Figure record extracts
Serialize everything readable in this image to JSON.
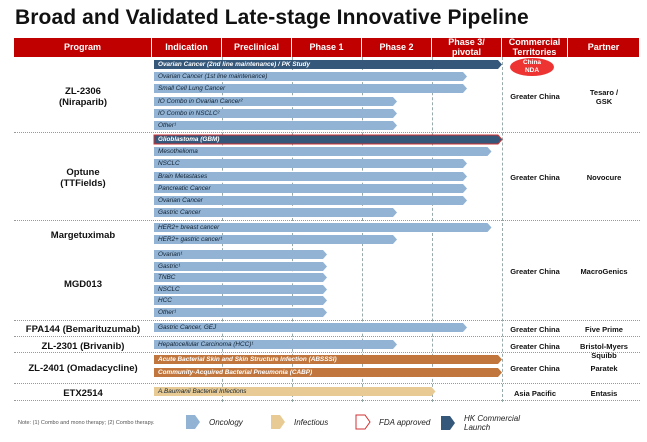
{
  "title": "Broad and Validated Late-stage Innovative Pipeline",
  "columns": [
    "Program",
    "Indication",
    "Preclinical",
    "Phase 1",
    "Phase 2",
    "Phase 3/ pivotal",
    "Commercial Territories",
    "Partner"
  ],
  "colors": {
    "header": "#c00000",
    "oncology": "#92b3d4",
    "infectious": "#e8cb94",
    "infectious_approved": "#c0763c",
    "hk_launch": "#35577a",
    "fda_border": "#d23030",
    "nda_badge": "#e83a3a"
  },
  "programs": [
    {
      "name": "ZL-2306\n(Niraparib)",
      "territory": "Greater China",
      "partner": "Tesaro /\nGSK",
      "badge": "China\nNDA",
      "indications": [
        {
          "label": "Ovarian Cancer (2nd line maintenance) / PK Study",
          "stage": 5.0,
          "type": "hk_launch"
        },
        {
          "label": "Ovarian Cancer (1st line maintenance)",
          "stage": 4.5,
          "type": "oncology"
        },
        {
          "label": "Small Cell Lung Cancer",
          "stage": 4.5,
          "type": "oncology"
        },
        {
          "label": "IO Combo in Ovarian Cancer²",
          "stage": 3.5,
          "type": "oncology"
        },
        {
          "label": "IO Combo in NSCLC²",
          "stage": 3.5,
          "type": "oncology"
        },
        {
          "label": "Other¹",
          "stage": 3.5,
          "type": "oncology"
        }
      ]
    },
    {
      "name": "Optune\n(TTFields)",
      "territory": "Greater China",
      "partner": "Novocure",
      "indications": [
        {
          "label": "Glioblastoma (GBM)",
          "stage": 5.0,
          "type": "hk_launch_fda"
        },
        {
          "label": "Mesothelioma",
          "stage": 4.85,
          "type": "oncology"
        },
        {
          "label": "NSCLC",
          "stage": 4.5,
          "type": "oncology"
        },
        {
          "label": "Brain Metastases",
          "stage": 4.5,
          "type": "oncology"
        },
        {
          "label": "Pancreatic Cancer",
          "stage": 4.5,
          "type": "oncology"
        },
        {
          "label": "Ovarian Cancer",
          "stage": 4.5,
          "type": "oncology"
        },
        {
          "label": "Gastric Cancer",
          "stage": 3.5,
          "type": "oncology"
        }
      ]
    },
    {
      "name": "Margetuximab",
      "territory": "",
      "partner": "",
      "indications": [
        {
          "label": "HER2+ breast cancer",
          "stage": 4.85,
          "type": "oncology"
        },
        {
          "label": "HER2+ gastric cancer¹",
          "stage": 3.5,
          "type": "oncology"
        }
      ]
    },
    {
      "name": "MGD013",
      "territory": "Greater China",
      "partner": "MacroGenics",
      "indications": [
        {
          "label": "Ovarian¹",
          "stage": 2.5,
          "type": "oncology"
        },
        {
          "label": "Gastric¹",
          "stage": 2.5,
          "type": "oncology"
        },
        {
          "label": "TNBC",
          "stage": 2.5,
          "type": "oncology"
        },
        {
          "label": "NSCLC",
          "stage": 2.5,
          "type": "oncology"
        },
        {
          "label": "HCC",
          "stage": 2.5,
          "type": "oncology"
        },
        {
          "label": "Other¹",
          "stage": 2.5,
          "type": "oncology"
        }
      ]
    },
    {
      "name": "FPA144 (Bemarituzumab)",
      "territory": "Greater China",
      "partner": "Five Prime",
      "indications": [
        {
          "label": "Gastric Cancer, GEJ",
          "stage": 4.5,
          "type": "oncology"
        }
      ]
    },
    {
      "name": "ZL-2301 (Brivanib)",
      "territory": "Greater China",
      "partner": "Bristol-Myers Squibb",
      "indications": [
        {
          "label": "Hepatocellular Carcinoma (HCC)¹",
          "stage": 3.5,
          "type": "oncology"
        }
      ]
    },
    {
      "name": "ZL-2401 (Omadacycline)",
      "territory": "Greater China",
      "partner": "Paratek",
      "indications": [
        {
          "label": "Acute Bacterial Skin and Skin Structure Infection (ABSSSI)",
          "stage": 5.0,
          "type": "infectious_approved"
        },
        {
          "label": "Community-Acquired Bacterial Pneumonia (CABP)",
          "stage": 5.0,
          "type": "infectious_approved"
        }
      ]
    },
    {
      "name": "ETX2514",
      "territory": "Asia Pacific",
      "partner": "Entasis",
      "indications": [
        {
          "label": "A.Baumanii Bacterial Infections",
          "stage": 4.05,
          "type": "infectious"
        }
      ]
    }
  ],
  "note": "Note: (1) Combo and mono therapy; (2) Combo therapy.",
  "legend": [
    {
      "label": "Oncology",
      "type": "oncology"
    },
    {
      "label": "Infectious",
      "type": "infectious"
    },
    {
      "label": "FDA approved",
      "type": "fda"
    },
    {
      "label": "HK Commercial\nLaunch",
      "type": "hk_launch"
    }
  ]
}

PROBLEM TO SOLVE: List the lines of the records where "maintenance" occurs.

SOLUTION FOR THIS EXERCISE:
          "label": "Ovarian Cancer (2nd line maintenance) / PK Study",
          "label": "Ovarian Cancer (1st line maintenance)",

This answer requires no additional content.